Supplied data:
------------------------------

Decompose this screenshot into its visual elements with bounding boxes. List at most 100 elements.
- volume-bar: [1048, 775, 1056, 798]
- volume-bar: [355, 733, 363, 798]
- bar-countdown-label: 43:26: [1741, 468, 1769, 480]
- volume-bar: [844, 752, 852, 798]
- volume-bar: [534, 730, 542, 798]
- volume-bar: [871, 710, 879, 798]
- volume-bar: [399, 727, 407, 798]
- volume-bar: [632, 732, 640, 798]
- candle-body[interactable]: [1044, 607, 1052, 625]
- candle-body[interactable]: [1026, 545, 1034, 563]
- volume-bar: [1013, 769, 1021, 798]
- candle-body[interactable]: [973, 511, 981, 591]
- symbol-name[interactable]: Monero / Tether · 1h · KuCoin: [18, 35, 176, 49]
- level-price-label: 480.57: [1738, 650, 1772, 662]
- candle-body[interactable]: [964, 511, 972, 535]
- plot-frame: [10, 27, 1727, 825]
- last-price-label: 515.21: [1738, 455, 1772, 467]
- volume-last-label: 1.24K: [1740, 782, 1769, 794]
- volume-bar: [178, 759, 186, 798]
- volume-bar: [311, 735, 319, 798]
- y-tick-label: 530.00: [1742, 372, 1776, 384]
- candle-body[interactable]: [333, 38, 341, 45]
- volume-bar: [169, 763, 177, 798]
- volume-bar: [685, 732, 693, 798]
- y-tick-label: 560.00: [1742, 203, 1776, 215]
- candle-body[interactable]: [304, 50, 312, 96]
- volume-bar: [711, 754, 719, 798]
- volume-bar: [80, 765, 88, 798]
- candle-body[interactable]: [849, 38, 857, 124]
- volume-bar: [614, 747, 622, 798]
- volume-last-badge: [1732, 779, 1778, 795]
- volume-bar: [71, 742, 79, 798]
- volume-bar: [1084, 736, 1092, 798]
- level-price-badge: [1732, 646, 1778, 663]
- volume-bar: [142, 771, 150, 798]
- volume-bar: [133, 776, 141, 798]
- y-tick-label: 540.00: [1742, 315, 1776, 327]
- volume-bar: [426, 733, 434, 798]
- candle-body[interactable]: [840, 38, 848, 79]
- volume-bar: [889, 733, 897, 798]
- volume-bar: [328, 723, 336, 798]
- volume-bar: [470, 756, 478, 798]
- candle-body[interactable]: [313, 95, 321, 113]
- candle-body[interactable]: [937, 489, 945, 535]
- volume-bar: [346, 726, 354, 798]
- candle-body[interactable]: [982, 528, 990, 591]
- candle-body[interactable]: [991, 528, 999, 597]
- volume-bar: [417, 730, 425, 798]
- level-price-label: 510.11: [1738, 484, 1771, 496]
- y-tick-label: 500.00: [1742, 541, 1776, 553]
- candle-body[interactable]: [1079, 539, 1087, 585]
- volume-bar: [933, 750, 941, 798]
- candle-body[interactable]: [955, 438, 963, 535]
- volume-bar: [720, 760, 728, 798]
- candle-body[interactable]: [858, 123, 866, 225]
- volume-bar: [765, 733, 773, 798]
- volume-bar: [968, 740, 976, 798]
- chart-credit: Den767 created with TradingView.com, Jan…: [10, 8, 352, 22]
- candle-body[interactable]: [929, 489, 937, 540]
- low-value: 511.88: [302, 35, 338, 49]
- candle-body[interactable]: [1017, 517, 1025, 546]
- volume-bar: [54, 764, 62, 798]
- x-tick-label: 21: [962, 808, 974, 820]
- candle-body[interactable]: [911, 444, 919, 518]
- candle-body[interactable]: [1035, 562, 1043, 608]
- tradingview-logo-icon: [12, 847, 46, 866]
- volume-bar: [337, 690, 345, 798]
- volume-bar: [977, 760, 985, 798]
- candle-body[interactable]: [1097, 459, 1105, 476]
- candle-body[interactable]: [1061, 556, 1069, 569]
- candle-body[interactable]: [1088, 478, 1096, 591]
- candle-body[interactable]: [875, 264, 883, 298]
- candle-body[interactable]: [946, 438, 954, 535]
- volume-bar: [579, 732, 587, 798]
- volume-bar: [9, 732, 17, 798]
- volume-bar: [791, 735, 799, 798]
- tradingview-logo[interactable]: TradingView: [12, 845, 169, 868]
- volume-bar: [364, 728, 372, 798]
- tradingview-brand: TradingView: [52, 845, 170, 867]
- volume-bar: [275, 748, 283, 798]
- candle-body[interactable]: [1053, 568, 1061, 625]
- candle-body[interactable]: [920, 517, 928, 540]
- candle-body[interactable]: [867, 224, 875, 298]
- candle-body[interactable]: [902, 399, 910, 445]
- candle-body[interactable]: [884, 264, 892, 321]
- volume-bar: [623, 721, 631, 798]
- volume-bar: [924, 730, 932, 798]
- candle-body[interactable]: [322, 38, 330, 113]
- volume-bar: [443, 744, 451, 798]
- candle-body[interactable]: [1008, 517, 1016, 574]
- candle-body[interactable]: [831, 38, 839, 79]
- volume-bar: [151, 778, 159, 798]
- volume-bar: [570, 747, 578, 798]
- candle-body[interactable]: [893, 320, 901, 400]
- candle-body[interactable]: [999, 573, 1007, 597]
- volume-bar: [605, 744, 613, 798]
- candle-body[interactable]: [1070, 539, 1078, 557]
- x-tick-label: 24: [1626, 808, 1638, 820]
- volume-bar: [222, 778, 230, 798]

------------------------------

Exercise brief:
Recast each line of the item above as a numbered list, omitting any blank lines.

The output:
1. Decompose this screenshot into its visual elements with bounding boxes. List at most 100 elements.
2. - volume-bar: [1048, 775, 1056, 798]
3. - volume-bar: [355, 733, 363, 798]
4. - bar-countdown-label: 43:26: [1741, 468, 1769, 480]
5. - volume-bar: [844, 752, 852, 798]
6. - volume-bar: [534, 730, 542, 798]
7. - volume-bar: [871, 710, 879, 798]
8. - volume-bar: [399, 727, 407, 798]
9. - volume-bar: [632, 732, 640, 798]
10. - candle-body[interactable]: [1044, 607, 1052, 625]
11. - candle-body[interactable]: [1026, 545, 1034, 563]
12. - volume-bar: [1013, 769, 1021, 798]
13. - candle-body[interactable]: [973, 511, 981, 591]
14. - symbol-name[interactable]: Monero / Tether · 1h · KuCoin: [18, 35, 176, 49]
15. - level-price-label: 480.57: [1738, 650, 1772, 662]
16. - candle-body[interactable]: [964, 511, 972, 535]
17. - plot-frame: [10, 27, 1727, 825]
18. - last-price-label: 515.21: [1738, 455, 1772, 467]
19. - volume-last-label: 1.24K: [1740, 782, 1769, 794]
20. - volume-bar: [178, 759, 186, 798]
21. - volume-bar: [311, 735, 319, 798]
22. - y-tick-label: 530.00: [1742, 372, 1776, 384]
23. - candle-body[interactable]: [333, 38, 341, 45]
24. - volume-bar: [169, 763, 177, 798]
25. - volume-bar: [685, 732, 693, 798]
26. - y-tick-label: 560.00: [1742, 203, 1776, 215]
27. - candle-body[interactable]: [304, 50, 312, 96]
28. - volume-bar: [711, 754, 719, 798]
29. - volume-bar: [80, 765, 88, 798]
30. - candle-body[interactable]: [849, 38, 857, 124]
31. - volume-bar: [614, 747, 622, 798]
32. - volume-last-badge: [1732, 779, 1778, 795]
33. - volume-bar: [71, 742, 79, 798]
34. - volume-bar: [1084, 736, 1092, 798]
35. - level-price-badge: [1732, 646, 1778, 663]
36. - volume-bar: [142, 771, 150, 798]
37. - volume-bar: [133, 776, 141, 798]
38. - y-tick-label: 540.00: [1742, 315, 1776, 327]
39. - volume-bar: [426, 733, 434, 798]
40. - candle-body[interactable]: [840, 38, 848, 79]
41. - volume-bar: [889, 733, 897, 798]
42. - volume-bar: [328, 723, 336, 798]
43. - volume-bar: [470, 756, 478, 798]
44. - candle-body[interactable]: [313, 95, 321, 113]
45. - candle-body[interactable]: [937, 489, 945, 535]
46. - volume-bar: [346, 726, 354, 798]
47. - candle-body[interactable]: [982, 528, 990, 591]
48. - candle-body[interactable]: [991, 528, 999, 597]
49. - volume-bar: [417, 730, 425, 798]
50. - level-price-label: 510.11: [1738, 484, 1771, 496]
51. - y-tick-label: 500.00: [1742, 541, 1776, 553]
52. - candle-body[interactable]: [1079, 539, 1087, 585]
53. - volume-bar: [933, 750, 941, 798]
54. - candle-body[interactable]: [955, 438, 963, 535]
55. - volume-bar: [720, 760, 728, 798]
56. - candle-body[interactable]: [858, 123, 866, 225]
57. - volume-bar: [765, 733, 773, 798]
58. - volume-bar: [968, 740, 976, 798]
59. - chart-credit: Den767 created with TradingView.com, Jan…: [10, 8, 352, 22]
60. - candle-body[interactable]: [929, 489, 937, 540]
61. - low-value: 511.88: [302, 35, 338, 49]
62. - candle-body[interactable]: [1017, 517, 1025, 546]
63. - volume-bar: [54, 764, 62, 798]
64. - x-tick-label: 21: [962, 808, 974, 820]
65. - candle-body[interactable]: [911, 444, 919, 518]
66. - candle-body[interactable]: [1035, 562, 1043, 608]
67. - tradingview-logo-icon: [12, 847, 46, 866]
68. - volume-bar: [337, 690, 345, 798]
69. - volume-bar: [977, 760, 985, 798]
70. - candle-body[interactable]: [1097, 459, 1105, 476]
71. - candle-body[interactable]: [1061, 556, 1069, 569]
72. - candle-body[interactable]: [1088, 478, 1096, 591]
73. - candle-body[interactable]: [875, 264, 883, 298]
74. - candle-body[interactable]: [946, 438, 954, 535]
75. - volume-bar: [579, 732, 587, 798]
76. - volume-bar: [9, 732, 17, 798]
77. - volume-bar: [791, 735, 799, 798]
78. - tradingview-logo[interactable]: TradingView: [12, 845, 169, 868]
79. - volume-bar: [364, 728, 372, 798]
80. - tradingview-brand: TradingView: [52, 845, 170, 867]
81. - volume-bar: [275, 748, 283, 798]
82. - candle-body[interactable]: [1053, 568, 1061, 625]
83. - candle-body[interactable]: [920, 517, 928, 540]
84. - candle-body[interactable]: [867, 224, 875, 298]
85. - candle-body[interactable]: [902, 399, 910, 445]
86. - candle-body[interactable]: [884, 264, 892, 321]
87. - volume-bar: [623, 721, 631, 798]
88. - volume-bar: [924, 730, 932, 798]
89. - candle-body[interactable]: [322, 38, 330, 113]
90. - volume-bar: [443, 744, 451, 798]
91. - candle-body[interactable]: [1008, 517, 1016, 574]
92. - candle-body[interactable]: [831, 38, 839, 79]
93. - volume-bar: [151, 778, 159, 798]
94. - volume-bar: [570, 747, 578, 798]
95. - candle-body[interactable]: [893, 320, 901, 400]
96. - candle-body[interactable]: [999, 573, 1007, 597]
97. - volume-bar: [605, 744, 613, 798]
98. - candle-body[interactable]: [1070, 539, 1078, 557]
99. - x-tick-label: 24: [1626, 808, 1638, 820]
100. - volume-bar: [222, 778, 230, 798]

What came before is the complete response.